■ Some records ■
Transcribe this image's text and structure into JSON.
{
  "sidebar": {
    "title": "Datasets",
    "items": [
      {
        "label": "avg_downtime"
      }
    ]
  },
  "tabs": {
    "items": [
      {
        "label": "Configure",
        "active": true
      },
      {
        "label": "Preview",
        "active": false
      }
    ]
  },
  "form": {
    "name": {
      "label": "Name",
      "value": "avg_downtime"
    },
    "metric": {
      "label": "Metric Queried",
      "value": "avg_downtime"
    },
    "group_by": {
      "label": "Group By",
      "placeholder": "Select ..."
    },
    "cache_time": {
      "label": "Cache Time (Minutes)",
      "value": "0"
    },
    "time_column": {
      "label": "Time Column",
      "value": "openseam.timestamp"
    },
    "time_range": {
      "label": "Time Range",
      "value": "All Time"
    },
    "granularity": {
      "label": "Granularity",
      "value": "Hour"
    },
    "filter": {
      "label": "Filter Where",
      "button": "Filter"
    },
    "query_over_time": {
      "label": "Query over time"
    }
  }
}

...

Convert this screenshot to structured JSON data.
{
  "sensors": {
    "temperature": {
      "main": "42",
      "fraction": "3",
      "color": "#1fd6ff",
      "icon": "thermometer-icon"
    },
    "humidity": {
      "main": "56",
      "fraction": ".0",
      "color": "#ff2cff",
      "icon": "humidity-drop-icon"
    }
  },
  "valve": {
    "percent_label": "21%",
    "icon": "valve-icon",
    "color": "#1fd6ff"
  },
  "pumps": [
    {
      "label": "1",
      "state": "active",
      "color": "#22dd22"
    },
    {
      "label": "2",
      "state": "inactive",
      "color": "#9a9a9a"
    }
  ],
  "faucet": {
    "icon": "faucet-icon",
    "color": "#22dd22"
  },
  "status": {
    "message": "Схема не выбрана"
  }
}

...

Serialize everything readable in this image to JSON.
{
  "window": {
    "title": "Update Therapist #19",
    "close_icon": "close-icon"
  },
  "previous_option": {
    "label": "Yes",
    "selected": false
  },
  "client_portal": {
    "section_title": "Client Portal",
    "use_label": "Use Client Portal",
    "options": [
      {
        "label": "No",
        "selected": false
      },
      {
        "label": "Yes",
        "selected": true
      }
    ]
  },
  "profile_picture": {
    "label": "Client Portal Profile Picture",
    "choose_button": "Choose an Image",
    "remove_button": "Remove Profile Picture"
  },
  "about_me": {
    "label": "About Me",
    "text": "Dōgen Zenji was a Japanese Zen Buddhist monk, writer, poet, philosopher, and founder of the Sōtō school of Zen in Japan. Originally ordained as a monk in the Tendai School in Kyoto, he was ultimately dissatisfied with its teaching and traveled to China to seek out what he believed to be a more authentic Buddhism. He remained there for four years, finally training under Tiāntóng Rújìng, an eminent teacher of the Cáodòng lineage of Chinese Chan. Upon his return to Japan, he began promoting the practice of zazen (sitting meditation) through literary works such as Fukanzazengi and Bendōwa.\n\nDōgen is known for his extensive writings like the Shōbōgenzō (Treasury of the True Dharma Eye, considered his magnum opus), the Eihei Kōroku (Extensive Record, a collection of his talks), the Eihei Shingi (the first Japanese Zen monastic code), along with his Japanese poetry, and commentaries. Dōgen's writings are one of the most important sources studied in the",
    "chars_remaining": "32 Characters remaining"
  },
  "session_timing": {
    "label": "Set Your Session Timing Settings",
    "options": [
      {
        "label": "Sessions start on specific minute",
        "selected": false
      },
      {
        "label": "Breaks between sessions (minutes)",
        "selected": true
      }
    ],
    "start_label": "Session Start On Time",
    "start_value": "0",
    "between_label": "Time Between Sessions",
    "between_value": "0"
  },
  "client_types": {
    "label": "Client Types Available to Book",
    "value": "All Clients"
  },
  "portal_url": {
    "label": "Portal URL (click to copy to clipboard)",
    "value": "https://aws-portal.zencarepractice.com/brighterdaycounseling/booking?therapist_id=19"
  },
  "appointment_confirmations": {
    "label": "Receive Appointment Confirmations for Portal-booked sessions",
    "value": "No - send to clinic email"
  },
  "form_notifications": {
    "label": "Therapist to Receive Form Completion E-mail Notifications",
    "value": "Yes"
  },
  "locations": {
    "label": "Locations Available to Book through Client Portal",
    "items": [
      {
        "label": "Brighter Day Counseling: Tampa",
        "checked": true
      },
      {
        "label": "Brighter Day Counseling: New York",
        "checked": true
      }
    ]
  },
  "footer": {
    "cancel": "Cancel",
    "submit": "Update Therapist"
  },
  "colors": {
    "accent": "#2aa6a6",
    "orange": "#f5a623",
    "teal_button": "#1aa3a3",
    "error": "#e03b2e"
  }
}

■ Exercise instructions ■
Locate the lines above that contain "Available" and copy them.

■ Full output ■
    "label": "Client Types Available to Book",
    "label": "Locations Available to Book through Client Portal",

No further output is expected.